SOURCE EXTRACT
Maximum size square Sub-Matrix with sum less than or equals to K

Given a Matrix arr[][] of size M x N having positive integers and a number K, the task is to find the size of the largest square sub-matrix whose sum of elements is less than or equals to K

Example: 

Input: 
arr[][] = { { 1, 1, 3, 2, 4, 3, 2 },
            { 1, 1, 3, 2, 4, 3, 2 },
            { 1, 1, 3, 2, 4, 3, 2 } },
K = 4
Output: 
2
Explanation:
Maximum size square Sub-Matrix 
with sum less than or equals to 22
      1 1
      1 1
Size is 4.

Input: 
arr[][] = { { 1, 1, 3, 2, 4, 3, 2 },
            { 1, 1, 3, 2, 4, 3, 2 },
            { 1, 1, 3, 2, 4, 3, 2 } }, 
K = 22
Output: 
3
Explanation:
Maximum size square Sub-Matrix 
with sum less than or equals to 22
      1 1 3
      1 1 3
      1 1 3
Size is 3. 

Approach:  

  1. For the given matrix arr[][] create a prefix sum matrix(say sum[][]) such that sum[i][j] stores the sum of all the elements of the matrix of size i x j.

SUPPLIED DATA

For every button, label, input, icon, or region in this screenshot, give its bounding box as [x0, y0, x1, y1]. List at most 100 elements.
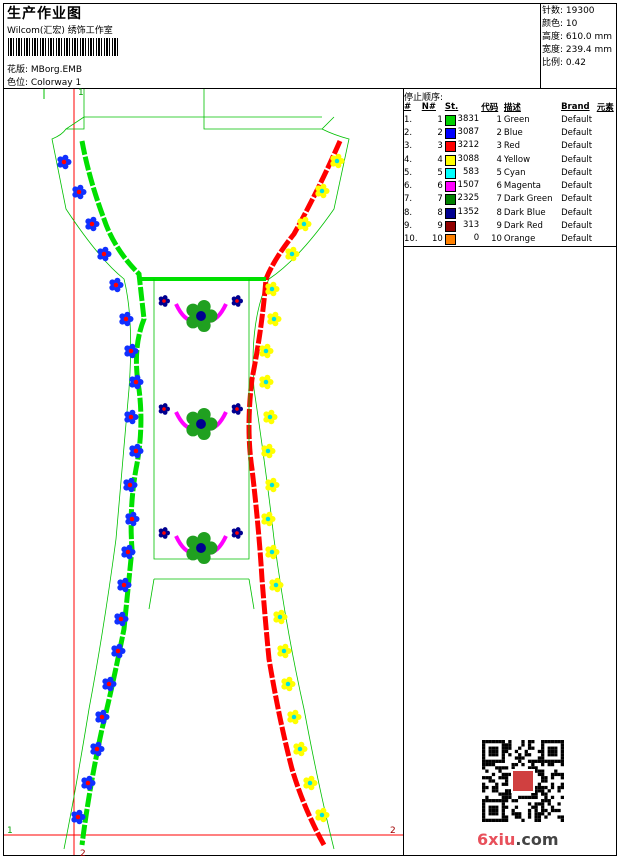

PROBLEMS
**A.** According to the page on the maximum square sub-matrix, what output does the second example give when K = 22?
**B.** Extend the page on the maximum square sub-matrix, picking up right after its first approach step.
The material comes from a different source than the page on the maximum square sub-matrix.

TASK RESPONSES
**A.** 3

**B.**
  2. For each row in prefix sum matrix sum[][] using Binary Search do the following: 
    • Perform Binary search with the lower limit as 0 end the upper limit as to maximum size of square matrix.
    • Find the middle index (say mid).
    • If the sum of elements of all possible square matrix of size mid is less than or equals to K, then update the lower limit as mid + 1 to find the maximum sum with size greater than mid.
    • Else Update the upper limit as mid – 1 to find the maximum sum with size less than mid.
  3. Keep updating the maximum size of square matrix in each iteration for the given valid condition above.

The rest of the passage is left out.